WHAT THE TASK REQUIRES: Repeat all the material exactly; pictures stay out of your copy.

──────── DATA LINES

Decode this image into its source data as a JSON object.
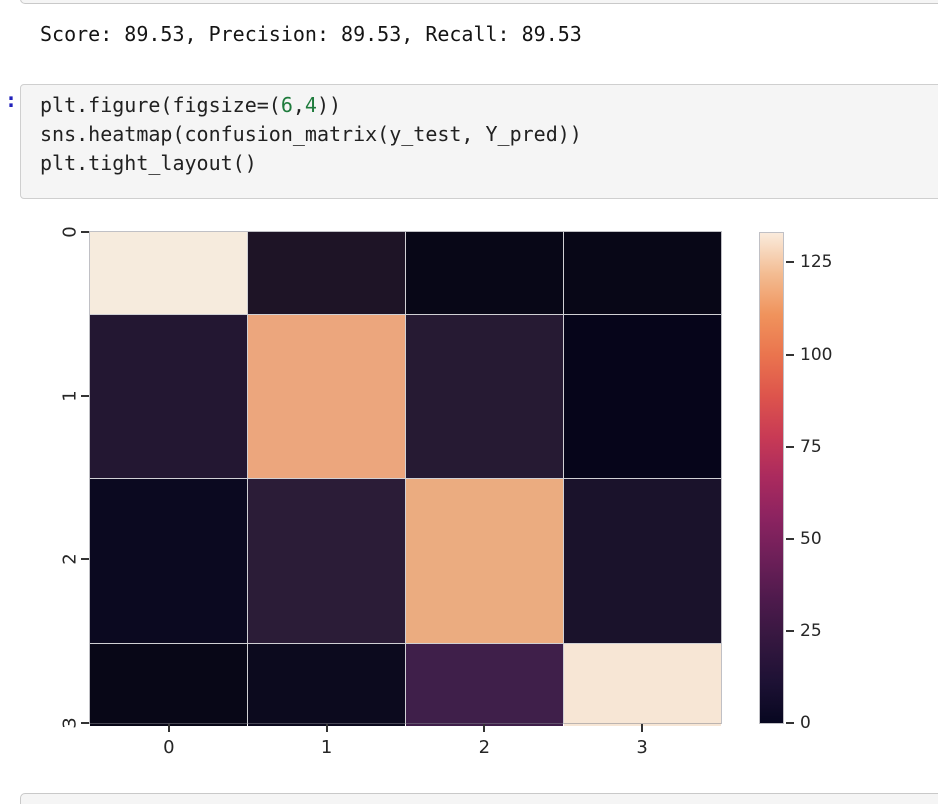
{
  "prev_cell_output": {
    "score_line": "Score: 89.53, Precision: 89.53, Recall: 89.53"
  },
  "code_cell": {
    "prompt": ":",
    "lines": [
      [
        {
          "t": "plt.figure(figsize=(",
          "s": "plain"
        },
        {
          "t": "6",
          "s": "number"
        },
        {
          "t": ",",
          "s": "plain"
        },
        {
          "t": "4",
          "s": "number"
        },
        {
          "t": "))",
          "s": "plain"
        }
      ],
      [
        {
          "t": "sns.heatmap(confusion_matrix(y_test, Y_pred))",
          "s": "plain"
        }
      ],
      [
        {
          "t": "plt.tight_layout()",
          "s": "plain"
        }
      ]
    ]
  },
  "chart_data": {
    "type": "heatmap",
    "title": "",
    "xlabel": "",
    "ylabel": "",
    "x_tick_labels": [
      "0",
      "1",
      "2",
      "3"
    ],
    "y_tick_labels": [
      "0",
      "1",
      "2",
      "3"
    ],
    "values_estimated": [
      [
        133,
        11,
        2,
        2
      ],
      [
        14,
        107,
        15,
        3
      ],
      [
        4,
        17,
        108,
        9
      ],
      [
        2,
        4,
        25,
        128
      ]
    ],
    "cell_colors": [
      [
        "#f6ebdd",
        "#1e1426",
        "#080717",
        "#080717"
      ],
      [
        "#231732",
        "#eca67d",
        "#261a33",
        "#06051a"
      ],
      [
        "#0b0920",
        "#2b1c37",
        "#ebac80",
        "#1a122b"
      ],
      [
        "#080717",
        "#0c0a1e",
        "#3f1f4a",
        "#f7e6d5"
      ]
    ],
    "colorbar": {
      "ticks": [
        0,
        25,
        50,
        75,
        100,
        125
      ],
      "vmin": 0,
      "vmax": 133,
      "gradient_bottom_to_top": [
        "#070720",
        "#1d1134",
        "#34173f",
        "#4d1a4c",
        "#6c1f58",
        "#8b2360",
        "#aa2a5e",
        "#c83a55",
        "#dd544c",
        "#ea744e",
        "#f0935c",
        "#f3bc92",
        "#faebdc"
      ]
    },
    "layout": {
      "colormap": "rocket",
      "colorbar_position": "right",
      "first_last_rows_half_height": true,
      "grid": false,
      "annotations": false
    }
  },
  "colors": {
    "cell_bg": "#f5f5f5",
    "cell_border": "#cfcfcf",
    "prompt_blue": "#2222bb",
    "code_text": "#212121",
    "code_number_green": "#1e7b3c",
    "tick_text": "#262626"
  }
}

────────────────

RIGHT ANSWER:
Decode this image into its source data as a JSON object.
{
  "prev_cell_output": {
    "score_line": "Score: 89.53, Precision: 89.53, Recall: 89.53"
  },
  "code_cell": {
    "prompt": ":",
    "lines": [
      [
        {
          "t": "plt.figure(figsize=(",
          "s": "plain"
        },
        {
          "t": "6",
          "s": "number"
        },
        {
          "t": ",",
          "s": "plain"
        },
        {
          "t": "4",
          "s": "number"
        },
        {
          "t": "))",
          "s": "plain"
        }
      ],
      [
        {
          "t": "sns.heatmap(confusion_matrix(y_test, Y_pred))",
          "s": "plain"
        }
      ],
      [
        {
          "t": "plt.tight_layout()",
          "s": "plain"
        }
      ]
    ]
  },
  "chart_data": {
    "type": "heatmap",
    "title": "",
    "xlabel": "",
    "ylabel": "",
    "x_tick_labels": [
      "0",
      "1",
      "2",
      "3"
    ],
    "y_tick_labels": [
      "0",
      "1",
      "2",
      "3"
    ],
    "values_estimated": [
      [
        133,
        11,
        2,
        2
      ],
      [
        14,
        107,
        15,
        3
      ],
      [
        4,
        17,
        108,
        9
      ],
      [
        2,
        4,
        25,
        128
      ]
    ],
    "cell_colors": [
      [
        "#f6ebdd",
        "#1e1426",
        "#080717",
        "#080717"
      ],
      [
        "#231732",
        "#eca67d",
        "#261a33",
        "#06051a"
      ],
      [
        "#0b0920",
        "#2b1c37",
        "#ebac80",
        "#1a122b"
      ],
      [
        "#080717",
        "#0c0a1e",
        "#3f1f4a",
        "#f7e6d5"
      ]
    ],
    "colorbar": {
      "ticks": [
        0,
        25,
        50,
        75,
        100,
        125
      ],
      "vmin": 0,
      "vmax": 133,
      "gradient_bottom_to_top": [
        "#070720",
        "#1d1134",
        "#34173f",
        "#4d1a4c",
        "#6c1f58",
        "#8b2360",
        "#aa2a5e",
        "#c83a55",
        "#dd544c",
        "#ea744e",
        "#f0935c",
        "#f3bc92",
        "#faebdc"
      ]
    },
    "layout": {
      "colormap": "rocket",
      "colorbar_position": "right",
      "first_last_rows_half_height": true,
      "grid": false,
      "annotations": false
    }
  },
  "colors": {
    "cell_bg": "#f5f5f5",
    "cell_border": "#cfcfcf",
    "prompt_blue": "#2222bb",
    "code_text": "#212121",
    "code_number_green": "#1e7b3c",
    "tick_text": "#262626"
  }
}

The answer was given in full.